# [Aim]
Edit the data below by changing every "sidebar-item-label" to "nav-item-label" and leaving everything else as it is. Leave the pictures out of your answer.

# [Materials provided]
## START
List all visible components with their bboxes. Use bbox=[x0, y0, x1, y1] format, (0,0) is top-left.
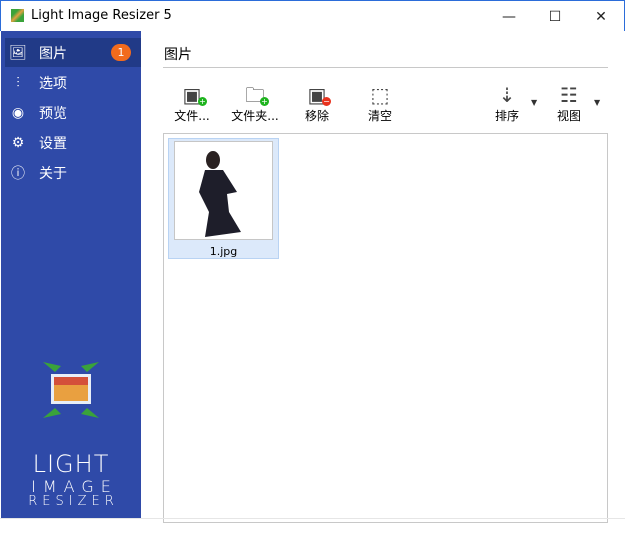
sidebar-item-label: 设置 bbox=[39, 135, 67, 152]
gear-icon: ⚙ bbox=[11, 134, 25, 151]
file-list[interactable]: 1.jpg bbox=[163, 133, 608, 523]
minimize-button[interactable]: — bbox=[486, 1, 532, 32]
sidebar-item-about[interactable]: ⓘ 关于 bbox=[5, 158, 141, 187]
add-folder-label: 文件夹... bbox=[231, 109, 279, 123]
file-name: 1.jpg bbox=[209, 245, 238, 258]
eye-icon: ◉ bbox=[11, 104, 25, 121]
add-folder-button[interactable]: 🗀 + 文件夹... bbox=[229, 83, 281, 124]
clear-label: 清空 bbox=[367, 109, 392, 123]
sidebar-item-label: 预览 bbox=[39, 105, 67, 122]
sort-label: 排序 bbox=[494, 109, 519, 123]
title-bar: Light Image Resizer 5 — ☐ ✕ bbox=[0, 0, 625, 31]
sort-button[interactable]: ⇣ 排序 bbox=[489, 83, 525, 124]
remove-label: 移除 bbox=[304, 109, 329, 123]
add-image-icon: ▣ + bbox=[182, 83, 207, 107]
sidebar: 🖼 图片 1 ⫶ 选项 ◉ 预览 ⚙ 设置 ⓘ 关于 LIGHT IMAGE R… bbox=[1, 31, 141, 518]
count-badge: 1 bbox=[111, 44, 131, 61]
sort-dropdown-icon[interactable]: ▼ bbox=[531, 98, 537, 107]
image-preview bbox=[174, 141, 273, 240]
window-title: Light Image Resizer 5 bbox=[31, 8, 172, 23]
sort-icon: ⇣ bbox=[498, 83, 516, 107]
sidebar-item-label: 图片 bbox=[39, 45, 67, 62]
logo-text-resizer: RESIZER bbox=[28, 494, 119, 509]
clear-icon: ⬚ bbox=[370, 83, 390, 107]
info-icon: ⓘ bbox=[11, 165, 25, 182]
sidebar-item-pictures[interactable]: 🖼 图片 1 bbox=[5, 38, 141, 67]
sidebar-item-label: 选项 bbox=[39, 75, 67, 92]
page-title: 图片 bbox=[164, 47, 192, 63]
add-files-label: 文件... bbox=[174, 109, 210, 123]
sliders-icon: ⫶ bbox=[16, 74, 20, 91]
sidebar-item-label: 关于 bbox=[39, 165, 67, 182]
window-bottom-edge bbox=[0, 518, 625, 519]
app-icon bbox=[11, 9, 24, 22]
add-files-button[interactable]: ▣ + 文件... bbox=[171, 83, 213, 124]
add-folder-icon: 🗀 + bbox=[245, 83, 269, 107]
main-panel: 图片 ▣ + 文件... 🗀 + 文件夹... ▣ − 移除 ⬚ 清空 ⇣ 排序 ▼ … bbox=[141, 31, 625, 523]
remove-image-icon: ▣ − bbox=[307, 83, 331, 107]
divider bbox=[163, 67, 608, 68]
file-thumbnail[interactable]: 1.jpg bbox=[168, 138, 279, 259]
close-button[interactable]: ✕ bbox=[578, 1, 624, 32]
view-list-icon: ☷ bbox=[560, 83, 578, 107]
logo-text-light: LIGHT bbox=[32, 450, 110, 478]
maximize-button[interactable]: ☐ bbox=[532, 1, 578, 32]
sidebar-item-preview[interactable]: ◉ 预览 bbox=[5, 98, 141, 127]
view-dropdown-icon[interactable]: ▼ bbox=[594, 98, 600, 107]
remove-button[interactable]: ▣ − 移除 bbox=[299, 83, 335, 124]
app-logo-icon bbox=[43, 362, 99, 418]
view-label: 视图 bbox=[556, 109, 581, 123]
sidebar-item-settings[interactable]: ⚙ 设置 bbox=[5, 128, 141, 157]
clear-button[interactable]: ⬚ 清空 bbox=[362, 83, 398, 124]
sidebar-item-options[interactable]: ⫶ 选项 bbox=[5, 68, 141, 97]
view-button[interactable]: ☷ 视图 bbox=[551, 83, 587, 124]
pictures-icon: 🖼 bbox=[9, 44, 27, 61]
## END
# [Full output]
List all visible components with their bboxes. Use bbox=[x0, y0, x1, y1] format, (0,0) is top-left.
nav-item-label: 设置 bbox=[39, 135, 67, 152]
gear-icon: ⚙ bbox=[11, 134, 25, 151]
file-list[interactable]: 1.jpg bbox=[163, 133, 608, 523]
minimize-button[interactable]: — bbox=[486, 1, 532, 32]
sidebar-item-about[interactable]: ⓘ 关于 bbox=[5, 158, 141, 187]
add-folder-label: 文件夹... bbox=[231, 109, 279, 123]
file-name: 1.jpg bbox=[209, 245, 238, 258]
eye-icon: ◉ bbox=[11, 104, 25, 121]
add-folder-button[interactable]: 🗀 + 文件夹... bbox=[229, 83, 281, 124]
clear-label: 清空 bbox=[367, 109, 392, 123]
nav-item-label: 预览 bbox=[39, 105, 67, 122]
sort-label: 排序 bbox=[494, 109, 519, 123]
title-bar: Light Image Resizer 5 — ☐ ✕ bbox=[0, 0, 625, 31]
sort-button[interactable]: ⇣ 排序 bbox=[489, 83, 525, 124]
remove-label: 移除 bbox=[304, 109, 329, 123]
add-image-icon: ▣ + bbox=[182, 83, 207, 107]
sidebar: 🖼 图片 1 ⫶ 选项 ◉ 预览 ⚙ 设置 ⓘ 关于 LIGHT IMAGE R… bbox=[1, 31, 141, 518]
count-badge: 1 bbox=[111, 44, 131, 61]
sort-dropdown-icon[interactable]: ▼ bbox=[531, 98, 537, 107]
image-preview bbox=[174, 141, 273, 240]
window-title: Light Image Resizer 5 bbox=[31, 8, 172, 23]
sort-icon: ⇣ bbox=[498, 83, 516, 107]
nav-item-label: 图片 bbox=[39, 45, 67, 62]
logo-text-resizer: RESIZER bbox=[28, 494, 119, 509]
clear-icon: ⬚ bbox=[370, 83, 390, 107]
info-icon: ⓘ bbox=[11, 165, 25, 182]
sidebar-item-pictures[interactable]: 🖼 图片 1 bbox=[5, 38, 141, 67]
nav-item-label: 选项 bbox=[39, 75, 67, 92]
page-title: 图片 bbox=[164, 47, 192, 63]
add-files-label: 文件... bbox=[174, 109, 210, 123]
sliders-icon: ⫶ bbox=[16, 74, 20, 91]
nav-item-label: 关于 bbox=[39, 165, 67, 182]
window-bottom-edge bbox=[0, 518, 625, 519]
app-icon bbox=[11, 9, 24, 22]
add-files-button[interactable]: ▣ + 文件... bbox=[171, 83, 213, 124]
add-folder-icon: 🗀 + bbox=[245, 83, 269, 107]
main-panel: 图片 ▣ + 文件... 🗀 + 文件夹... ▣ − 移除 ⬚ 清空 ⇣ 排序 ▼ … bbox=[141, 31, 625, 523]
remove-image-icon: ▣ − bbox=[307, 83, 331, 107]
divider bbox=[163, 67, 608, 68]
file-thumbnail[interactable]: 1.jpg bbox=[168, 138, 279, 259]
close-button[interactable]: ✕ bbox=[578, 1, 624, 32]
view-list-icon: ☷ bbox=[560, 83, 578, 107]
logo-text-light: LIGHT bbox=[32, 450, 110, 478]
maximize-button[interactable]: ☐ bbox=[532, 1, 578, 32]
sidebar-item-preview[interactable]: ◉ 预览 bbox=[5, 98, 141, 127]
view-dropdown-icon[interactable]: ▼ bbox=[594, 98, 600, 107]
remove-button[interactable]: ▣ − 移除 bbox=[299, 83, 335, 124]
app-logo-icon bbox=[43, 362, 99, 418]
view-label: 视图 bbox=[556, 109, 581, 123]
sidebar-item-settings[interactable]: ⚙ 设置 bbox=[5, 128, 141, 157]
clear-button[interactable]: ⬚ 清空 bbox=[362, 83, 398, 124]
sidebar-item-options[interactable]: ⫶ 选项 bbox=[5, 68, 141, 97]
view-button[interactable]: ☷ 视图 bbox=[551, 83, 587, 124]
pictures-icon: 🖼 bbox=[9, 44, 27, 61]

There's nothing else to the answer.